__GIVEN INSTRUCTION__. Without including any pictures, write out the listing below exactly.

== RECORDS SUPPLIED ==

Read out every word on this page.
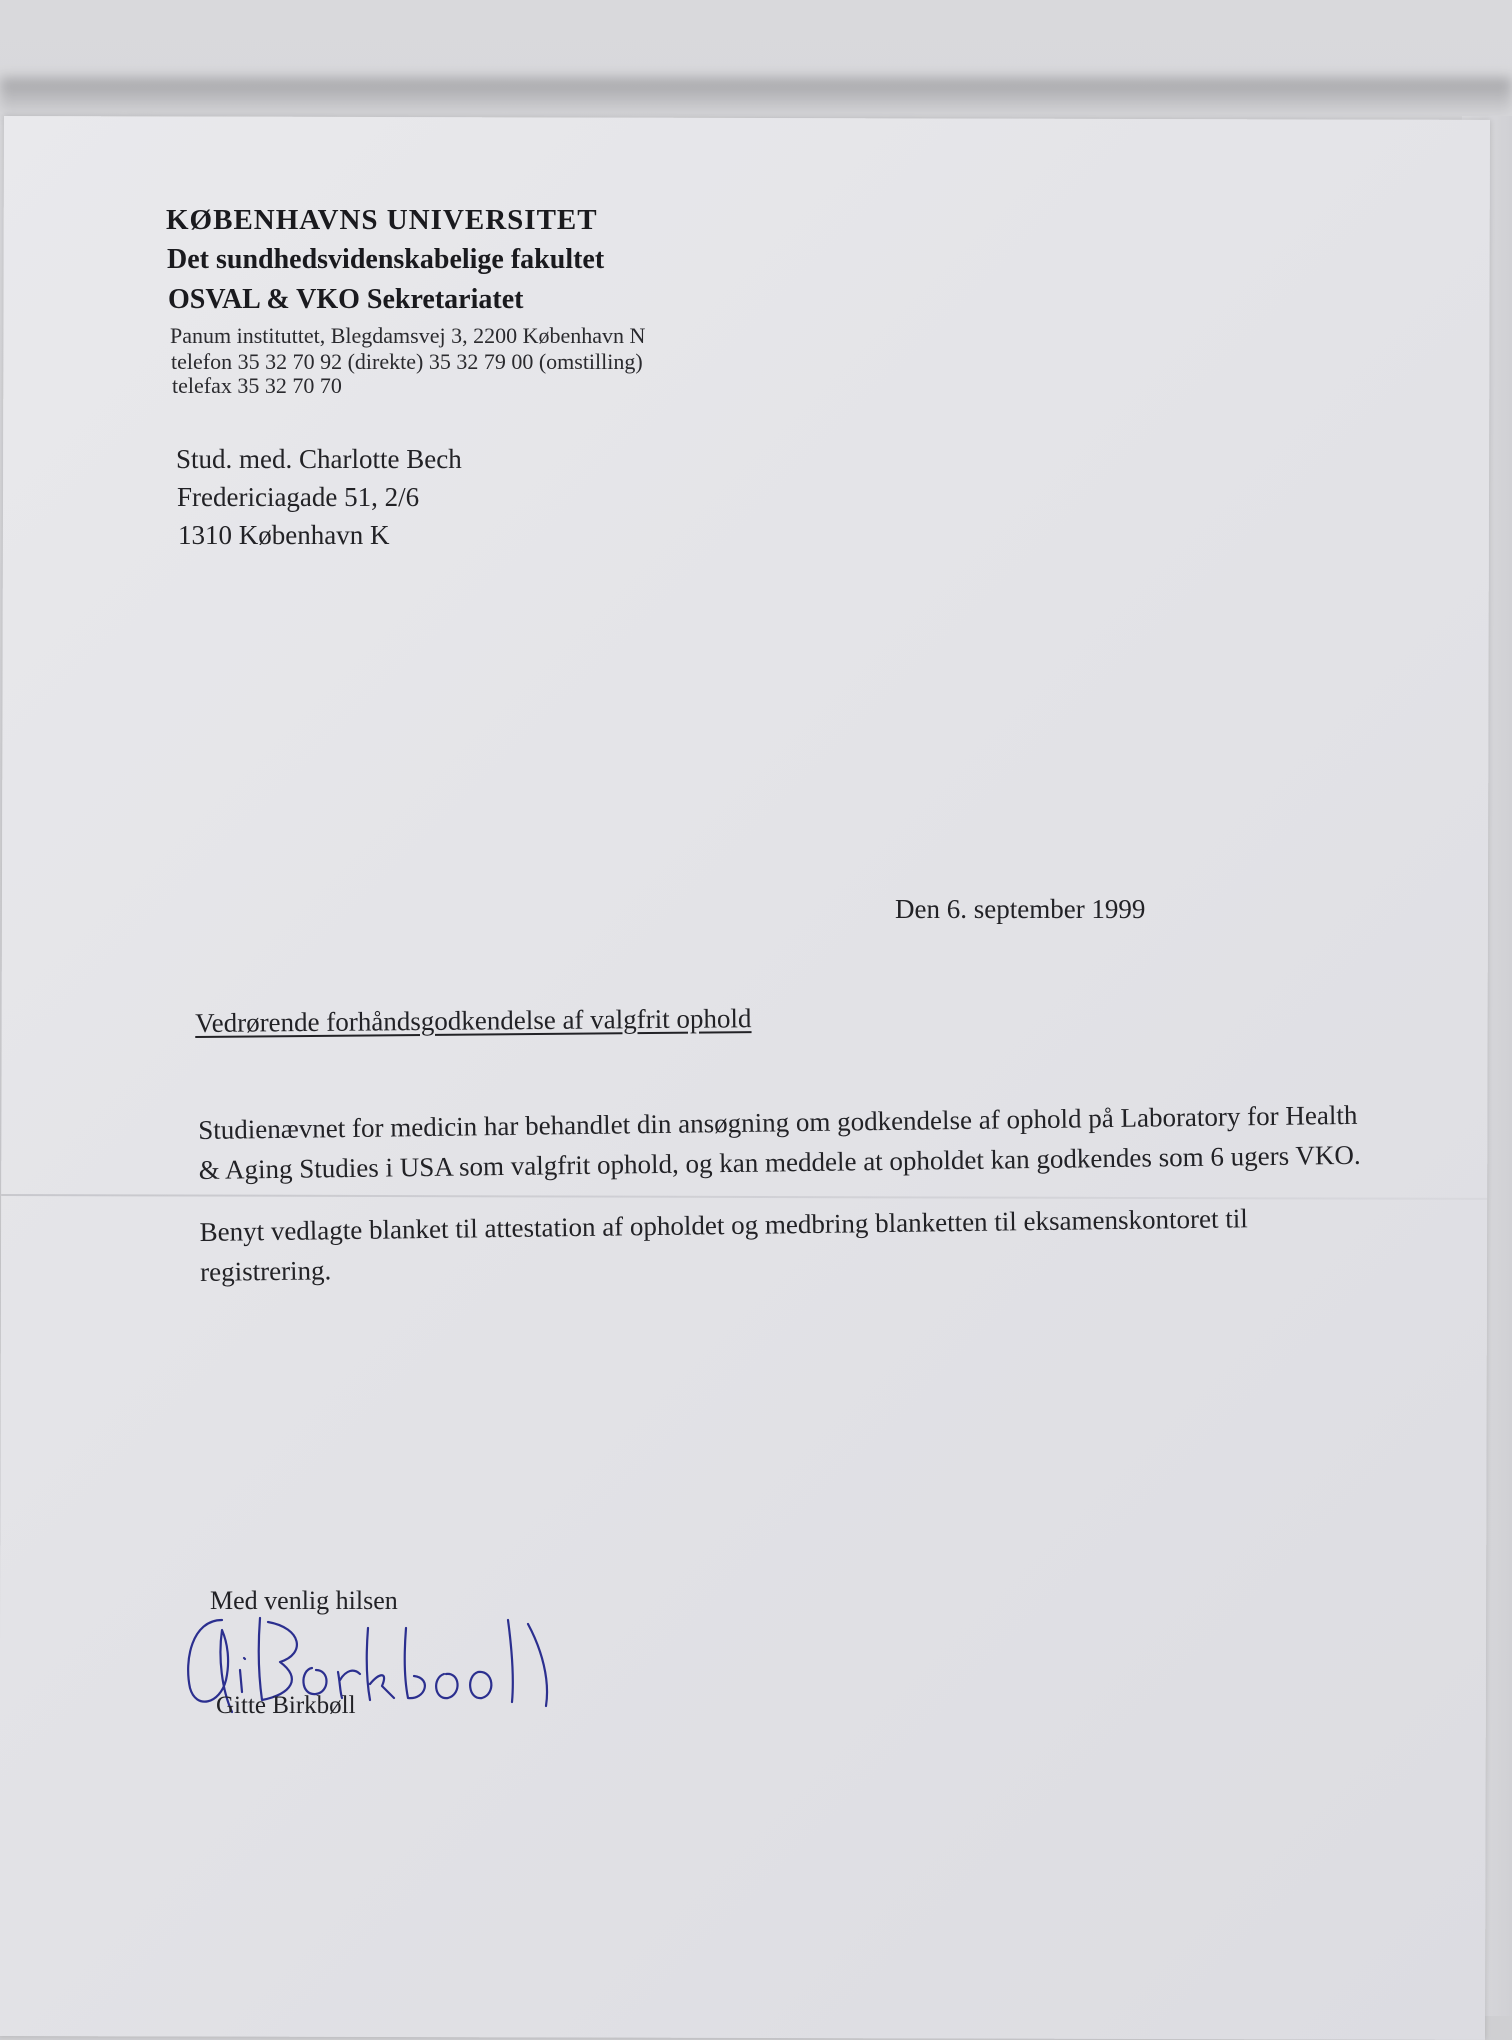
KØBENHAVNS UNIVERSITET
Det sundhedsvidenskabelige fakultet
OSVAL & VKO Sekretariatet
Panum instituttet, Blegdamsvej 3, 2200 København N
telefon 35 32 70 92 (direkte) 35 32 79 00 (omstilling)
telefax 35 32 70 70
Stud. med. Charlotte Bech
Fredericiagade 51, 2/6
1310 København K
Den 6. september 1999
Vedrørende forhåndsgodkendelse af valgfrit ophold

Studienævnet for medicin har behandlet din ansøgning om godkendelse af ophold på Laboratory for Health & Aging Studies i USA som valgfrit ophold, og kan meddele at opholdet kan godkendes som 6 ugers VKO.

Benyt vedlagte blanket til attestation af opholdet og medbring blanketten til eksamenskontoret til registrering.

Med venlig hilsen
Gitte Birkbøll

===

__RIGHT ANSWER__.
Read out every word on this page.
KØBENHAVNS UNIVERSITET
Det sundhedsvidenskabelige fakultet
OSVAL & VKO Sekretariatet
Panum instituttet, Blegdamsvej 3, 2200 København N
telefon 35 32 70 92 (direkte) 35 32 79 00 (omstilling)
telefax 35 32 70 70
Stud. med. Charlotte Bech
Fredericiagade 51, 2/6
1310 København K
Den 6. september 1999
Vedrørende forhåndsgodkendelse af valgfrit ophold

Studienævnet for medicin har behandlet din ansøgning om godkendelse af ophold på Laboratory for Health & Aging Studies i USA som valgfrit ophold, og kan meddele at opholdet kan godkendes som 6 ugers VKO.

Benyt vedlagte blanket til attestation af opholdet og medbring blanketten til eksamenskontoret til registrering.

Med venlig hilsen
Gitte Birkbøll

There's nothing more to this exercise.